▶ **STATED GOAL**
Take every line from the material that has the word "JSON" in it.

▶ **RECORDS FOR THE TASK**
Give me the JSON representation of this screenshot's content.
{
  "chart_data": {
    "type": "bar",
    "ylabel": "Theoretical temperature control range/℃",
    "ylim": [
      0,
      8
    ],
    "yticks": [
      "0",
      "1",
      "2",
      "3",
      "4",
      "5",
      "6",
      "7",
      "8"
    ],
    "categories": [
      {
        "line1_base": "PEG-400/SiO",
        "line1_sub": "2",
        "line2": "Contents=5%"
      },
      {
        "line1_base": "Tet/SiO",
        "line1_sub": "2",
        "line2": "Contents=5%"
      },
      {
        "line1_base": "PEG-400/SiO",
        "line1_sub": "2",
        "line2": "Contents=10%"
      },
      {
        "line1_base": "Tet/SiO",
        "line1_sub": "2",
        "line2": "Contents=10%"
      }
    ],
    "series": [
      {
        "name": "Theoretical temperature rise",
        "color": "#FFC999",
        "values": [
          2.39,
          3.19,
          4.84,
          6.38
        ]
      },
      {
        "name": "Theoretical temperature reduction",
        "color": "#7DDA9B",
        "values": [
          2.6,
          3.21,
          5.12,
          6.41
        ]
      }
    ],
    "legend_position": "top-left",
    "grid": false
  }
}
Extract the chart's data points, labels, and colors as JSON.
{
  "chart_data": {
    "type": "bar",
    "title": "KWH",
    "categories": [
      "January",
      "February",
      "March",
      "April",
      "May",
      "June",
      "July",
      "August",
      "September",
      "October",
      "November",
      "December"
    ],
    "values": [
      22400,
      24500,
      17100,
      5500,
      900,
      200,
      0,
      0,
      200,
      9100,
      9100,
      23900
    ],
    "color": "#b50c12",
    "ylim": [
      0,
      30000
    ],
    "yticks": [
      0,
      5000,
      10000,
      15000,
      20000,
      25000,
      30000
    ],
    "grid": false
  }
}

▶ **ANSWER FOR THIS EXERCISE**
Give me the JSON representation of this screenshot's content.
Extract the chart's data points, labels, and colors as JSON.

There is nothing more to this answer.